> **PROBLEM REQUIREMENTS**: Locate the string "وأبو" in the listing below. Copy every line where it is found.

=== DATASET EXTRACT ===

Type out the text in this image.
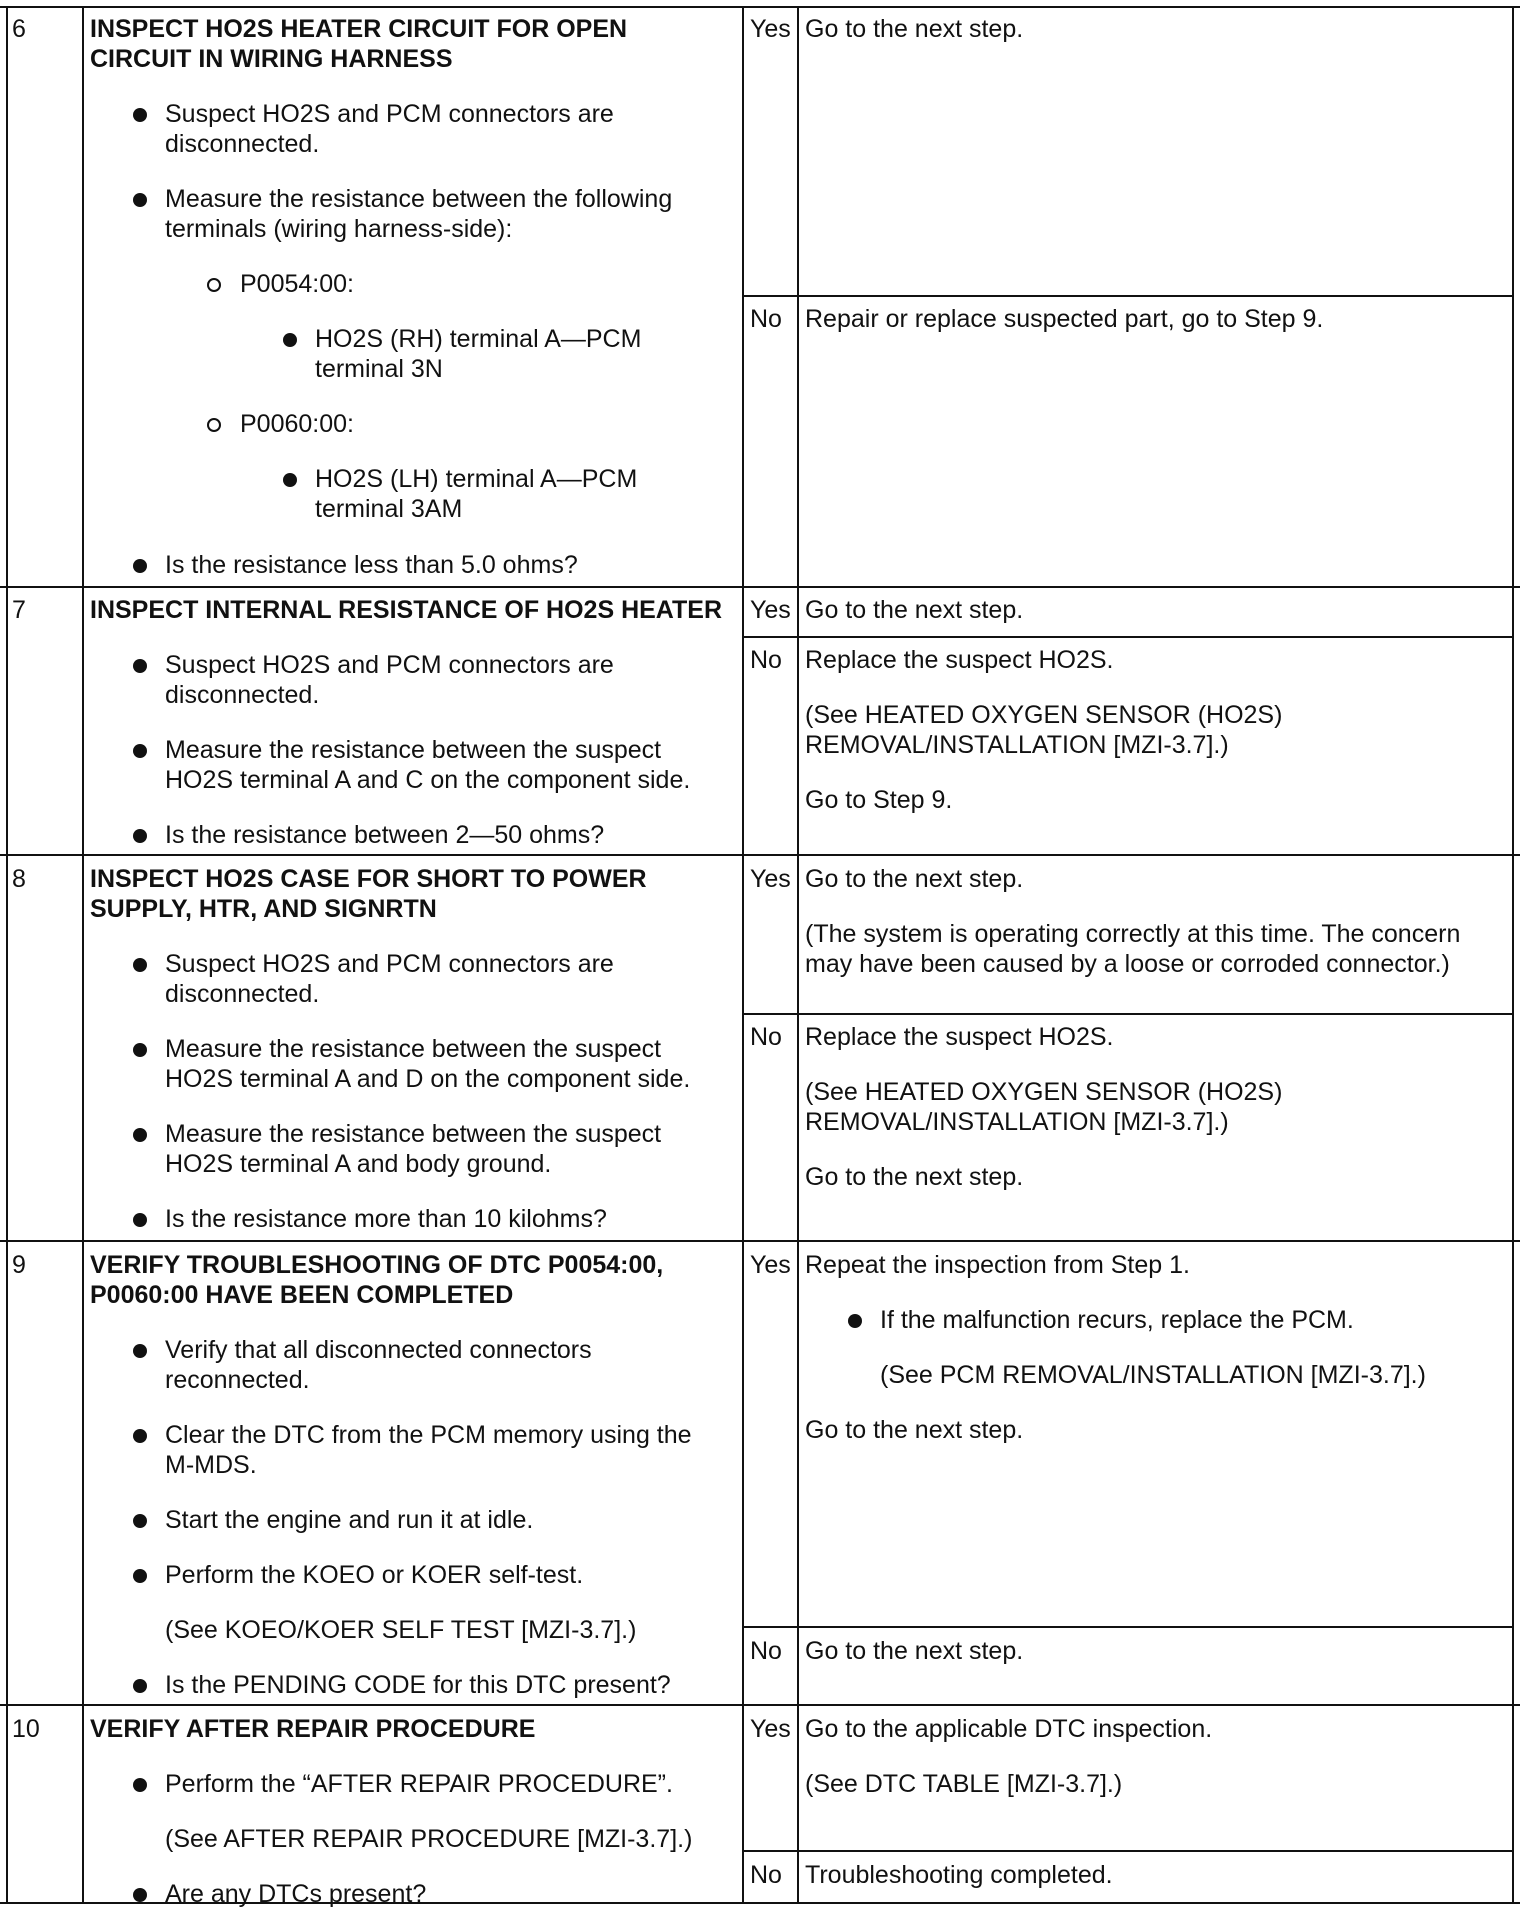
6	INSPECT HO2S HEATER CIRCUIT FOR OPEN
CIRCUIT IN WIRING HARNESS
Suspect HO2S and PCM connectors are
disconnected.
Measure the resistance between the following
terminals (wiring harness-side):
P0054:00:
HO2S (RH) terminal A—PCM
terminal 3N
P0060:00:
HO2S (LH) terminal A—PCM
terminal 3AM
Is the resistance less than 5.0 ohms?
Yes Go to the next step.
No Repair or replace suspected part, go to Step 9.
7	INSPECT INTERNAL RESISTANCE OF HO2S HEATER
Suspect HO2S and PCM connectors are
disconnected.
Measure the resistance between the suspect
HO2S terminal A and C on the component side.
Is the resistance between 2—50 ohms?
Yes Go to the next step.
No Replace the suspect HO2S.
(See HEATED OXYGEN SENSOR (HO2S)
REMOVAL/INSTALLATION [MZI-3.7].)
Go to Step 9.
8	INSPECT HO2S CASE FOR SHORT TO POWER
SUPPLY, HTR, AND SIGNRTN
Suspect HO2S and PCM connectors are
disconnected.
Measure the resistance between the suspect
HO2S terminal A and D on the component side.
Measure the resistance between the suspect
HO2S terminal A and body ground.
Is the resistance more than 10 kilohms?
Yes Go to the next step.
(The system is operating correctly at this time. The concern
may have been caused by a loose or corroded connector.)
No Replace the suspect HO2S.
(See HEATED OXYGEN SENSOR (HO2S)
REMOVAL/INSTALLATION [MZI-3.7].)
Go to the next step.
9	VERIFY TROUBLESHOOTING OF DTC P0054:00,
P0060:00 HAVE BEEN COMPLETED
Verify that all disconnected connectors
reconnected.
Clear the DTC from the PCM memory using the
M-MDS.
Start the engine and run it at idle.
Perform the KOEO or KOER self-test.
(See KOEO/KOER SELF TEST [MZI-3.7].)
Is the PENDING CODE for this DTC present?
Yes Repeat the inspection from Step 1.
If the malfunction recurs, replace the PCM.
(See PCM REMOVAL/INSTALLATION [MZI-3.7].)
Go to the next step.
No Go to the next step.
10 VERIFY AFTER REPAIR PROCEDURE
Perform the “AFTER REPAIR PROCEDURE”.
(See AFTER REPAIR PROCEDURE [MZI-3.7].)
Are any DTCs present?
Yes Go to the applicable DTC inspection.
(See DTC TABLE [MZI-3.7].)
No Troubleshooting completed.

===
=== DATASET EXTRACT ===

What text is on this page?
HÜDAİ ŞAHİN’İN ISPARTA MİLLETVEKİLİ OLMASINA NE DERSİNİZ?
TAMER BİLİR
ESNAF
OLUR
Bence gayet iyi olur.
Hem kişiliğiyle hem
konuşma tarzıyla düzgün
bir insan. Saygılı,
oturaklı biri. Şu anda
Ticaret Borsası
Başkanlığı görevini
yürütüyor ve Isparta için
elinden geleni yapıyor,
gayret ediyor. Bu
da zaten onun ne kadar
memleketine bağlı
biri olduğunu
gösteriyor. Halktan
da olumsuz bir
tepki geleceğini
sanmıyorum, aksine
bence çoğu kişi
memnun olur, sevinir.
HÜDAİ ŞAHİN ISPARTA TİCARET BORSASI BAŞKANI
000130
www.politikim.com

===
=== DATASET EXTRACT ===

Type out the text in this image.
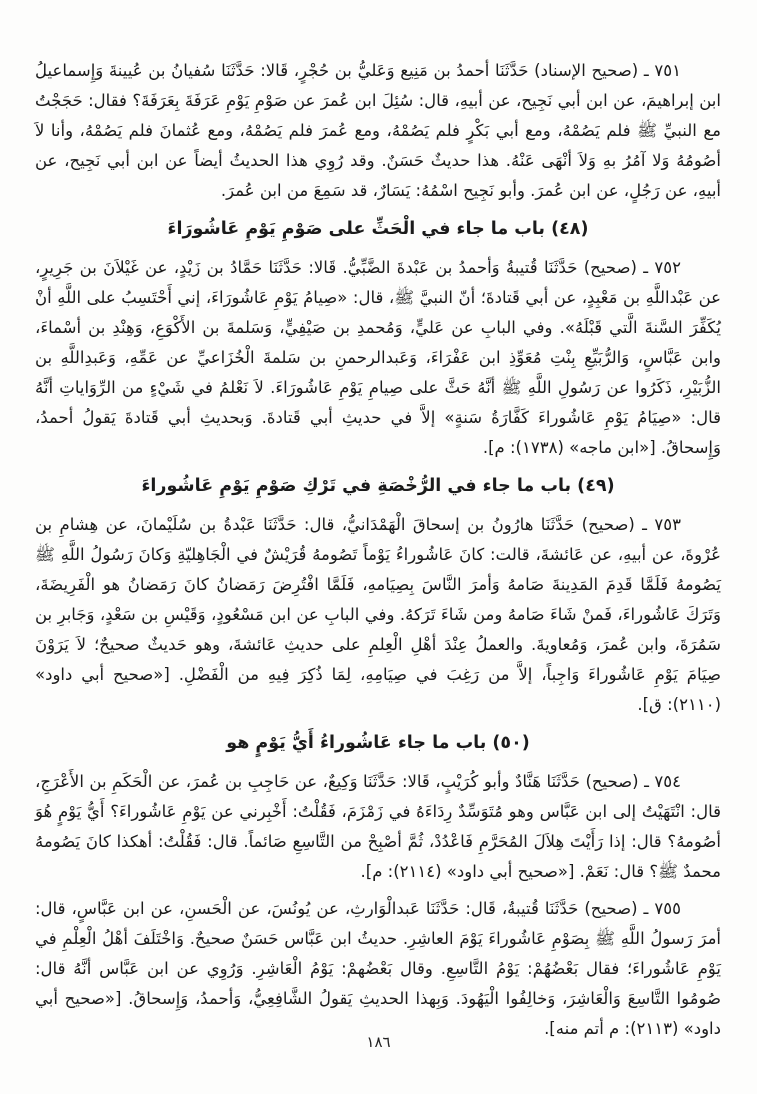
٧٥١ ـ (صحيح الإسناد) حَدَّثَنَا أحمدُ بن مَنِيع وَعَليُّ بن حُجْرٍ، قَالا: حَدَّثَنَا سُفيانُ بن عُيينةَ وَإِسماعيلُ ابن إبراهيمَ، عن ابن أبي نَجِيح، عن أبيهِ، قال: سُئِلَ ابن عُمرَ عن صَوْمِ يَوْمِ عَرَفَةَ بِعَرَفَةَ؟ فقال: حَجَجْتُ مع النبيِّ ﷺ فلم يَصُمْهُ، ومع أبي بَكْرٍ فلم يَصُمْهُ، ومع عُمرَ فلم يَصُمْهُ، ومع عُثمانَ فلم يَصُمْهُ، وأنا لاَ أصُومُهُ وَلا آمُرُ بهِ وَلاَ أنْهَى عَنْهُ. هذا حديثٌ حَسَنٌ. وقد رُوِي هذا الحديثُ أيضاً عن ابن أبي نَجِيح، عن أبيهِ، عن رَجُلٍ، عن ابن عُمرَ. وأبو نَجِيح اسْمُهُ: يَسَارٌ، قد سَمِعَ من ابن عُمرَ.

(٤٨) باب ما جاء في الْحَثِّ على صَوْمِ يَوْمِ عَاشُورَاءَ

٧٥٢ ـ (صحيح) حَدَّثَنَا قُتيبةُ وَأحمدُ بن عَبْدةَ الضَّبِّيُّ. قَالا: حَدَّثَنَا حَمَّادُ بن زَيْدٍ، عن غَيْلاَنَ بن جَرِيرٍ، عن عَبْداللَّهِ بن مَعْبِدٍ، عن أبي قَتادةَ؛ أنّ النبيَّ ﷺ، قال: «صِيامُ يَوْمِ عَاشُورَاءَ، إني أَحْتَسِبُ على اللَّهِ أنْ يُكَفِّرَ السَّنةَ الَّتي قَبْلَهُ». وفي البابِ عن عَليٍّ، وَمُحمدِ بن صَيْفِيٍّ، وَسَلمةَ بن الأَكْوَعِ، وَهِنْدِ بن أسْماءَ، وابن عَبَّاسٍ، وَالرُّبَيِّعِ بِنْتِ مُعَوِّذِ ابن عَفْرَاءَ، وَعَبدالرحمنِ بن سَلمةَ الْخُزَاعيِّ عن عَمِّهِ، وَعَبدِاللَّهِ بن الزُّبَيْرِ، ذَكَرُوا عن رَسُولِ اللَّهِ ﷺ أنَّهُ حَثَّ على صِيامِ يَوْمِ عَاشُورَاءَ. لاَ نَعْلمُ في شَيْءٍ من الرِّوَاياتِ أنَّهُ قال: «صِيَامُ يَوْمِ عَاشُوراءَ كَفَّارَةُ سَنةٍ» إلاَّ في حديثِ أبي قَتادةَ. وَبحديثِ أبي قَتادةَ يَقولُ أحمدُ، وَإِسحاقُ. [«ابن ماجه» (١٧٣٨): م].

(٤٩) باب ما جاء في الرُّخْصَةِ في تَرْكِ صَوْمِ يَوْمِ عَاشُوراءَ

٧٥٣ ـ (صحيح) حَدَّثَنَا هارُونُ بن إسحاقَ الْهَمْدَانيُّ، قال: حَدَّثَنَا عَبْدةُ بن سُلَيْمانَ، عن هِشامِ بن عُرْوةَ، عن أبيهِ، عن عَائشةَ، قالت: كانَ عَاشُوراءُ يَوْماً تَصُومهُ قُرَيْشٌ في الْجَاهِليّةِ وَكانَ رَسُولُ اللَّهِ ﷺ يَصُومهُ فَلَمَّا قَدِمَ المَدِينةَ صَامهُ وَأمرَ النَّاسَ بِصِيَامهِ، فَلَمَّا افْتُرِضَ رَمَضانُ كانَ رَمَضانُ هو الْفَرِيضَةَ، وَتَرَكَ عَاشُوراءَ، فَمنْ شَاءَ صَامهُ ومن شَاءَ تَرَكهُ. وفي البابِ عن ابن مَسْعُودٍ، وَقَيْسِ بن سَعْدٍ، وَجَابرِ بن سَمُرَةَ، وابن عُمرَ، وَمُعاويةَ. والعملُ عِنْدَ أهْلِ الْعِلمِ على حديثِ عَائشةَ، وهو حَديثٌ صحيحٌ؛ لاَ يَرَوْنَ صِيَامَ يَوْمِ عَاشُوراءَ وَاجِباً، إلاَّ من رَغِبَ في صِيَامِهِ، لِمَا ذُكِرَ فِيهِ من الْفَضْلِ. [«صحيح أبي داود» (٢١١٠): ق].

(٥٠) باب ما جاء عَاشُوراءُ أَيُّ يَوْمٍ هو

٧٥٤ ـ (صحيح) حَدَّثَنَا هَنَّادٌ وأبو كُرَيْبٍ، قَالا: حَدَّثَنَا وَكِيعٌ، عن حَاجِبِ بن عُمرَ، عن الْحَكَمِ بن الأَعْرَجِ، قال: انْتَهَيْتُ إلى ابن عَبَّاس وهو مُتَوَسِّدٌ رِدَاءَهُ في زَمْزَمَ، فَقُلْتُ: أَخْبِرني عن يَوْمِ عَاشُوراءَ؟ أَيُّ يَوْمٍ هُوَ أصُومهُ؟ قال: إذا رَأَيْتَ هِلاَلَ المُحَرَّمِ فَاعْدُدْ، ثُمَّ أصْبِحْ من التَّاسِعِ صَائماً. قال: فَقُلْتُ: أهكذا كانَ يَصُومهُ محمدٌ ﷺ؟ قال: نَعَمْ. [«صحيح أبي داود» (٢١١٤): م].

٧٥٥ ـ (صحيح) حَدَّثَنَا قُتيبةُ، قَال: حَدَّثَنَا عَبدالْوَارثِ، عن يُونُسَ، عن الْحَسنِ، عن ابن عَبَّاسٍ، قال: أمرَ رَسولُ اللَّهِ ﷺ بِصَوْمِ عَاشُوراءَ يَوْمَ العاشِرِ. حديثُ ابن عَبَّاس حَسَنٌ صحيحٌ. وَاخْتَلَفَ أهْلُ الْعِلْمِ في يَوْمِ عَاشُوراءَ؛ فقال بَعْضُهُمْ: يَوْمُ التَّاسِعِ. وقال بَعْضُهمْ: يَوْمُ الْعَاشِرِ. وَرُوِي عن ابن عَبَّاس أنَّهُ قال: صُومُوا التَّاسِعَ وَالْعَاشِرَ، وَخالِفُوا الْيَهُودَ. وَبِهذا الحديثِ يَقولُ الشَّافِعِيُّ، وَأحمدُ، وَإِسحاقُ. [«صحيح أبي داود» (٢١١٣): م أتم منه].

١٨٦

===

> **RESULT OF THIS EXERCISE**:
٧٥١ ـ (صحيح الإسناد) حَدَّثَنَا أحمدُ بن مَنِيع وَعَليُّ بن حُجْرٍ، قَالا: حَدَّثَنَا سُفيانُ بن عُيينةَ وَإِسماعيلُ ابن إبراهيمَ، عن ابن أبي نَجِيح، عن أبيهِ، قال: سُئِلَ ابن عُمرَ عن صَوْمِ يَوْمِ عَرَفَةَ بِعَرَفَةَ؟ فقال: حَجَجْتُ مع النبيِّ ﷺ فلم يَصُمْهُ، ومع أبي بَكْرٍ فلم يَصُمْهُ، ومع عُمرَ فلم يَصُمْهُ، ومع عُثمانَ فلم يَصُمْهُ، وأنا لاَ أصُومُهُ وَلا آمُرُ بهِ وَلاَ أنْهَى عَنْهُ. هذا حديثٌ حَسَنٌ. وقد رُوِي هذا الحديثُ أيضاً عن ابن أبي نَجِيح، عن أبيهِ، عن رَجُلٍ، عن ابن عُمرَ. وأبو نَجِيح اسْمُهُ: يَسَارٌ، قد سَمِعَ من ابن عُمرَ.
٧٥٤ ـ (صحيح) حَدَّثَنَا هَنَّادٌ وأبو كُرَيْبٍ، قَالا: حَدَّثَنَا وَكِيعٌ، عن حَاجِبِ بن عُمرَ، عن الْحَكَمِ بن الأَعْرَجِ، قال: انْتَهَيْتُ إلى ابن عَبَّاس وهو مُتَوَسِّدٌ رِدَاءَهُ في زَمْزَمَ، فَقُلْتُ: أَخْبِرني عن يَوْمِ عَاشُوراءَ؟ أَيُّ يَوْمٍ هُوَ أصُومهُ؟ قال: إذا رَأَيْتَ هِلاَلَ المُحَرَّمِ فَاعْدُدْ، ثُمَّ أصْبِحْ من التَّاسِعِ صَائماً. قال: فَقُلْتُ: أهكذا كانَ يَصُومهُ محمدٌ ﷺ؟ قال: نَعَمْ. [«صحيح أبي داود» (٢١١٤): م].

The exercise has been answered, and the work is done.